#### Required work
Copy out each line containing "text" from the entries below.

----- Records provided

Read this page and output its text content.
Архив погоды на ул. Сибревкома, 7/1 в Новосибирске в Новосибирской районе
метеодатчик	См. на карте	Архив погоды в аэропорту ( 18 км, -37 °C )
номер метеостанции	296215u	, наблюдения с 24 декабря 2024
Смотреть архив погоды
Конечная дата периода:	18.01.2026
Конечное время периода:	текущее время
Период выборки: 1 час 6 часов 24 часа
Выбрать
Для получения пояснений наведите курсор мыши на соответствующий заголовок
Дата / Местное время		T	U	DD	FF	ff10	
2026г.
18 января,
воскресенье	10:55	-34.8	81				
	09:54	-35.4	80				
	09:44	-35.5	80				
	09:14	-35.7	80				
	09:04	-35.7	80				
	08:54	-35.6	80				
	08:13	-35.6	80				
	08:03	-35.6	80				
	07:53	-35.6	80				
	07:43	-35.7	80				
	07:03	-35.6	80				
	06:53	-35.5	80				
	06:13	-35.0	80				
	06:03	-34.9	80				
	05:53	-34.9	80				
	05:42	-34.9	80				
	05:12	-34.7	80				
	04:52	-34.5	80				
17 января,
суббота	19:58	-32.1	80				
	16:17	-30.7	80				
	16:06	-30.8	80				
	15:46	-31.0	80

----------
----- Records provided

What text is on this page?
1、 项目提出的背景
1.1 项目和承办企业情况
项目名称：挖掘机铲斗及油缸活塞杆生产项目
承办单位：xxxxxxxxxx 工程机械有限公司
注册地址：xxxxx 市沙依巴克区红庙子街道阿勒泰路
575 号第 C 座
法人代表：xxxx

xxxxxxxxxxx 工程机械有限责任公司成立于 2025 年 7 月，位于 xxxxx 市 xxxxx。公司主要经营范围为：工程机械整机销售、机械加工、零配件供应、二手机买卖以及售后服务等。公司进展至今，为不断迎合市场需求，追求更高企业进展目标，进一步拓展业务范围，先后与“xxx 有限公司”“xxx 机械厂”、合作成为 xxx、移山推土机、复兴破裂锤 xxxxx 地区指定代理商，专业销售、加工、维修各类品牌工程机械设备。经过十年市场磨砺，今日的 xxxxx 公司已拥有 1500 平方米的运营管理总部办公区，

----------

#### Expected output
Read this page and output its text content.
What text is on this page?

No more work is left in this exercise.